(Extracted data entries)
════
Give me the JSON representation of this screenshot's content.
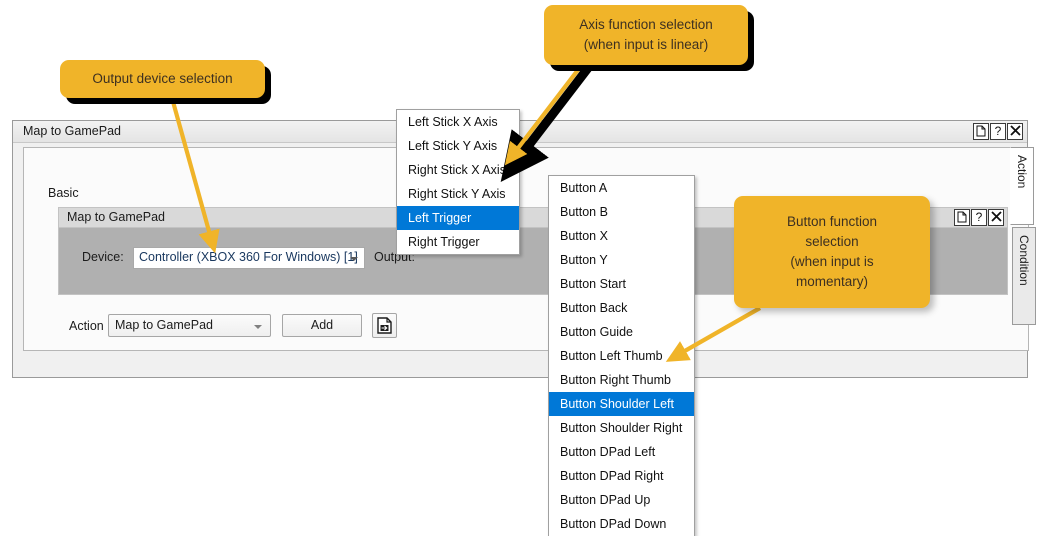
{
  "window": {
    "title": "Map to GamePad",
    "title_buttons": [
      {
        "name": "document-icon",
        "label": "⎘"
      },
      {
        "name": "help-icon",
        "label": "?"
      },
      {
        "name": "close-icon",
        "label": "✕"
      }
    ],
    "side_tabs": [
      {
        "label": "Action",
        "active": true
      },
      {
        "label": "Condition",
        "active": false
      }
    ]
  },
  "card": {
    "section_label": "Basic"
  },
  "inner_panel": {
    "title": "Map to GamePad",
    "title_buttons": [
      {
        "name": "document-icon",
        "label": "⎘"
      },
      {
        "name": "help-icon",
        "label": "?"
      },
      {
        "name": "close-icon",
        "label": "✕"
      }
    ],
    "device_label": "Device:",
    "device_value": "Controller (XBOX 360 For Windows) [1]",
    "output_label": "Output:"
  },
  "action_row": {
    "label": "Action",
    "value": "Map to GamePad",
    "add_button": "Add",
    "save_icon": "save-document-icon"
  },
  "axis_dropdown": {
    "items": [
      {
        "label": "Left Stick X Axis",
        "selected": false
      },
      {
        "label": "Left Stick Y Axis",
        "selected": false
      },
      {
        "label": "Right Stick X Axis",
        "selected": false
      },
      {
        "label": "Right Stick Y Axis",
        "selected": false
      },
      {
        "label": "Left Trigger",
        "selected": true
      },
      {
        "label": "Right Trigger",
        "selected": false
      }
    ]
  },
  "button_dropdown": {
    "items": [
      {
        "label": "Button A",
        "selected": false
      },
      {
        "label": "Button B",
        "selected": false
      },
      {
        "label": "Button X",
        "selected": false
      },
      {
        "label": "Button Y",
        "selected": false
      },
      {
        "label": "Button Start",
        "selected": false
      },
      {
        "label": "Button Back",
        "selected": false
      },
      {
        "label": "Button Guide",
        "selected": false
      },
      {
        "label": "Button Left Thumb",
        "selected": false
      },
      {
        "label": "Button Right Thumb",
        "selected": false
      },
      {
        "label": "Button Shoulder Left",
        "selected": true
      },
      {
        "label": "Button Shoulder Right",
        "selected": false
      },
      {
        "label": "Button DPad Left",
        "selected": false
      },
      {
        "label": "Button DPad Right",
        "selected": false
      },
      {
        "label": "Button DPad Up",
        "selected": false
      },
      {
        "label": "Button DPad Down",
        "selected": false
      }
    ]
  },
  "callouts": {
    "output_device": "Output device selection",
    "axis_function": "Axis function selection\n(when input is linear)",
    "button_function": "Button function\nselection\n(when input is\nmomentary)"
  },
  "colors": {
    "callout_fill": "#f0b429",
    "selection_blue": "#0078d7",
    "panel_grey": "#b0b0b0",
    "arrow_yellow": "#f0b429"
  }
}
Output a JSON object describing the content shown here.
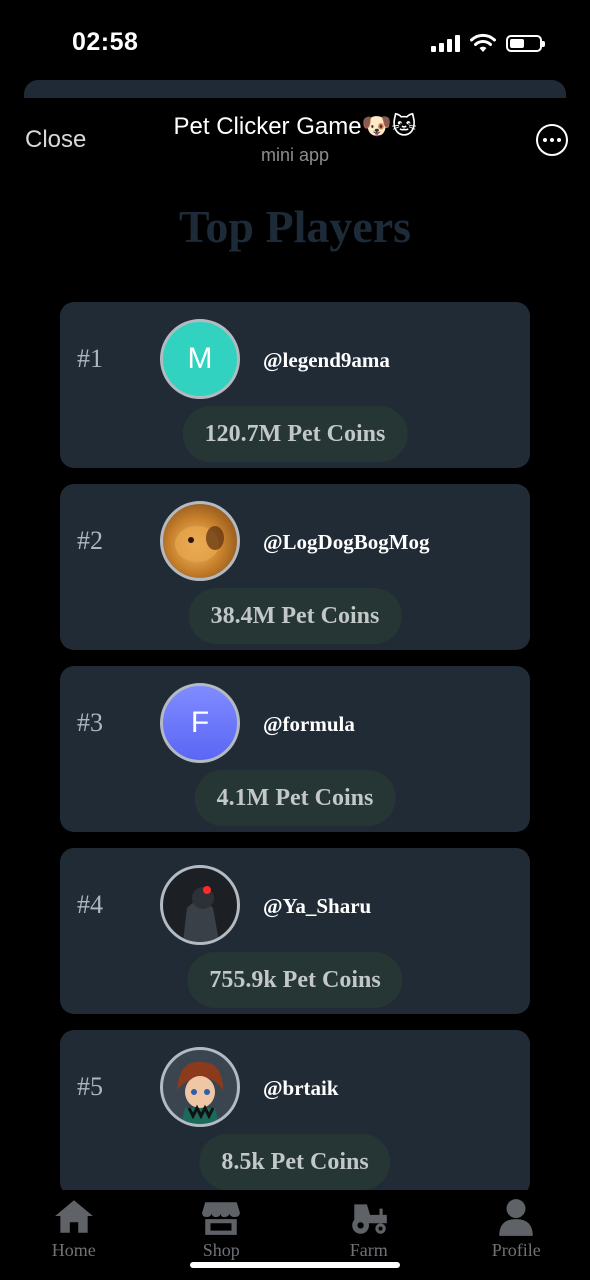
{
  "status_bar": {
    "time": "02:58"
  },
  "header": {
    "close_label": "Close",
    "title": "Pet Clicker Game🐶🐱",
    "subtitle": "mini app"
  },
  "page_heading": "Top Players",
  "players": [
    {
      "rank": "#1",
      "username": "@legend9ama",
      "coins": "120.7M Pet Coins",
      "avatar_letter": "M",
      "avatar_color": "#31d3c0"
    },
    {
      "rank": "#2",
      "username": "@LogDogBogMog",
      "coins": "38.4M Pet Coins",
      "avatar_letter": "",
      "avatar_color": "#c9822c"
    },
    {
      "rank": "#3",
      "username": "@formula",
      "coins": "4.1M Pet Coins",
      "avatar_letter": "F",
      "avatar_color": "#6d7aff"
    },
    {
      "rank": "#4",
      "username": "@Ya_Sharu",
      "coins": "755.9k Pet Coins",
      "avatar_letter": "",
      "avatar_color": "#25292e"
    },
    {
      "rank": "#5",
      "username": "@brtaik",
      "coins": "8.5k Pet Coins",
      "avatar_letter": "",
      "avatar_color": "#3b4550"
    }
  ],
  "nav": [
    {
      "label": "Home",
      "icon": "home-icon"
    },
    {
      "label": "Shop",
      "icon": "shop-icon"
    },
    {
      "label": "Farm",
      "icon": "tractor-icon"
    },
    {
      "label": "Profile",
      "icon": "profile-icon"
    }
  ],
  "colors": {
    "background": "#000000",
    "card": "#212b36",
    "coin_pill": "#253634",
    "heading": "#1d2a37",
    "nav_icon": "#5f6368"
  }
}
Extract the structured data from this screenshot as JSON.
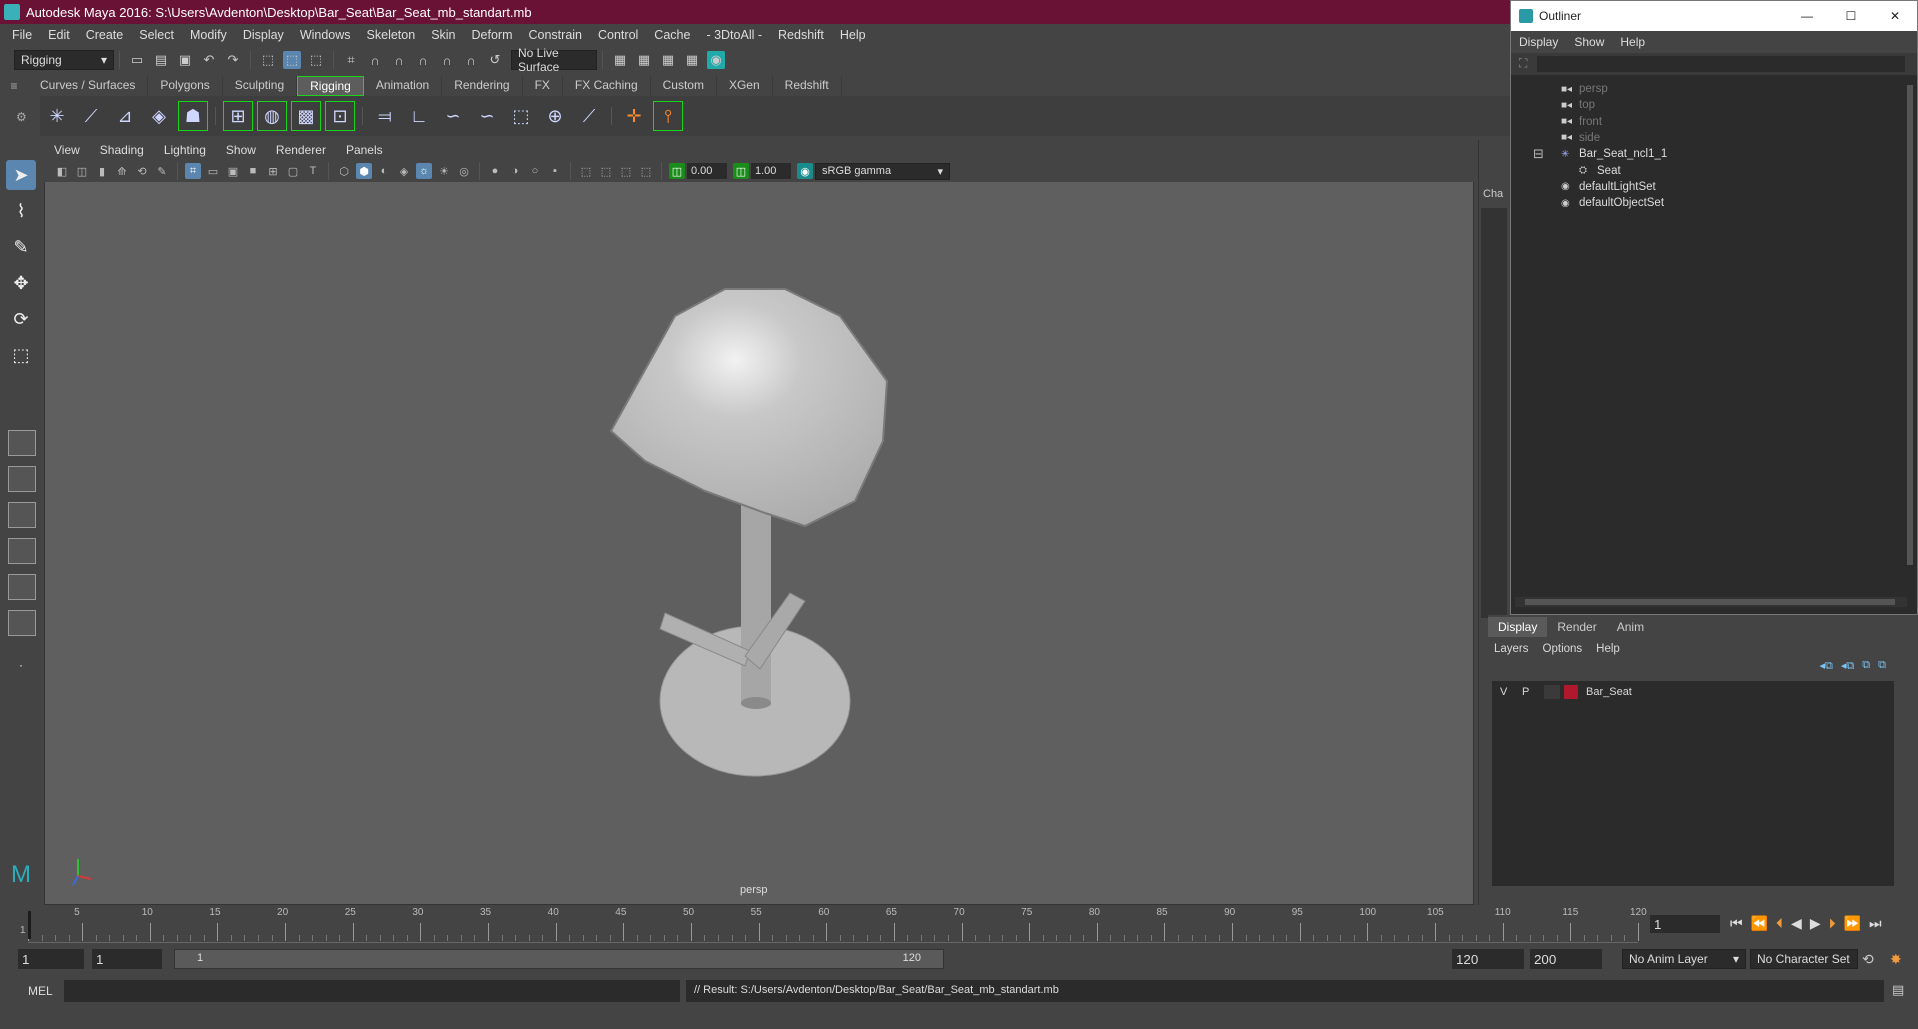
════
Exercise details — Repeat the preceding records precisely, and leave every picture out of the copy.

Final result —
Give me the JSON representation of this screenshot's content.
{
  "window": {
    "title": "Map to GamePad",
    "title_buttons": [
      {
        "name": "document-icon",
        "label": "⎘"
      },
      {
        "name": "help-icon",
        "label": "?"
      },
      {
        "name": "close-icon",
        "label": "✕"
      }
    ],
    "side_tabs": [
      {
        "label": "Action",
        "active": true
      },
      {
        "label": "Condition",
        "active": false
      }
    ]
  },
  "card": {
    "section_label": "Basic"
  },
  "inner_panel": {
    "title": "Map to GamePad",
    "title_buttons": [
      {
        "name": "document-icon",
        "label": "⎘"
      },
      {
        "name": "help-icon",
        "label": "?"
      },
      {
        "name": "close-icon",
        "label": "✕"
      }
    ],
    "device_label": "Device:",
    "device_value": "Controller (XBOX 360 For Windows) [1]",
    "output_label": "Output:"
  },
  "action_row": {
    "label": "Action",
    "value": "Map to GamePad",
    "add_button": "Add",
    "save_icon": "save-document-icon"
  },
  "axis_dropdown": {
    "items": [
      {
        "label": "Left Stick X Axis",
        "selected": false
      },
      {
        "label": "Left Stick Y Axis",
        "selected": false
      },
      {
        "label": "Right Stick X Axis",
        "selected": false
      },
      {
        "label": "Right Stick Y Axis",
        "selected": false
      },
      {
        "label": "Left Trigger",
        "selected": true
      },
      {
        "label": "Right Trigger",
        "selected": false
      }
    ]
  },
  "button_dropdown": {
    "items": [
      {
        "label": "Button A",
        "selected": false
      },
      {
        "label": "Button B",
        "selected": false
      },
      {
        "label": "Button X",
        "selected": false
      },
      {
        "label": "Button Y",
        "selected": false
      },
      {
        "label": "Button Start",
        "selected": false
      },
      {
        "label": "Button Back",
        "selected": false
      },
      {
        "label": "Button Guide",
        "selected": false
      },
      {
        "label": "Button Left Thumb",
        "selected": false
      },
      {
        "label": "Button Right Thumb",
        "selected": false
      },
      {
        "label": "Button Shoulder Left",
        "selected": true
      },
      {
        "label": "Button Shoulder Right",
        "selected": false
      },
      {
        "label": "Button DPad Left",
        "selected": false
      },
      {
        "label": "Button DPad Right",
        "selected": false
      },
      {
        "label": "Button DPad Up",
        "selected": false
      },
      {
        "label": "Button DPad Down",
        "selected": false
      }
    ]
  },
  "callouts": {
    "output_device": "Output device selection",
    "axis_function": "Axis function selection\n(when input is linear)",
    "button_function": "Button function\nselection\n(when input is\nmomentary)"
  },
  "colors": {
    "callout_fill": "#f0b429",
    "selection_blue": "#0078d7",
    "panel_grey": "#b0b0b0",
    "arrow_yellow": "#f0b429"
  }
}
Output a JSON object describing the content shown here.
{
  "status_bar": {
    "time": "02:58"
  },
  "header": {
    "close_label": "Close",
    "title": "Pet Clicker Game🐶🐱",
    "subtitle": "mini app"
  },
  "page_heading": "Top Players",
  "players": [
    {
      "rank": "#1",
      "username": "@legend9ama",
      "coins": "120.7M Pet Coins",
      "avatar_letter": "M",
      "avatar_color": "#31d3c0"
    },
    {
      "rank": "#2",
      "username": "@LogDogBogMog",
      "coins": "38.4M Pet Coins",
      "avatar_letter": "",
      "avatar_color": "#c9822c"
    },
    {
      "rank": "#3",
      "username": "@formula",
      "coins": "4.1M Pet Coins",
      "avatar_letter": "F",
      "avatar_color": "#6d7aff"
    },
    {
      "rank": "#4",
      "username": "@Ya_Sharu",
      "coins": "755.9k Pet Coins",
      "avatar_letter": "",
      "avatar_color": "#25292e"
    },
    {
      "rank": "#5",
      "username": "@brtaik",
      "coins": "8.5k Pet Coins",
      "avatar_letter": "",
      "avatar_color": "#3b4550"
    }
  ],
  "nav": [
    {
      "label": "Home",
      "icon": "home-icon"
    },
    {
      "label": "Shop",
      "icon": "shop-icon"
    },
    {
      "label": "Farm",
      "icon": "tractor-icon"
    },
    {
      "label": "Profile",
      "icon": "profile-icon"
    }
  ],
  "colors": {
    "background": "#000000",
    "card": "#212b36",
    "coin_pill": "#253634",
    "heading": "#1d2a37",
    "nav_icon": "#5f6368"
  }
}
Extract the structured data from this screenshot as JSON.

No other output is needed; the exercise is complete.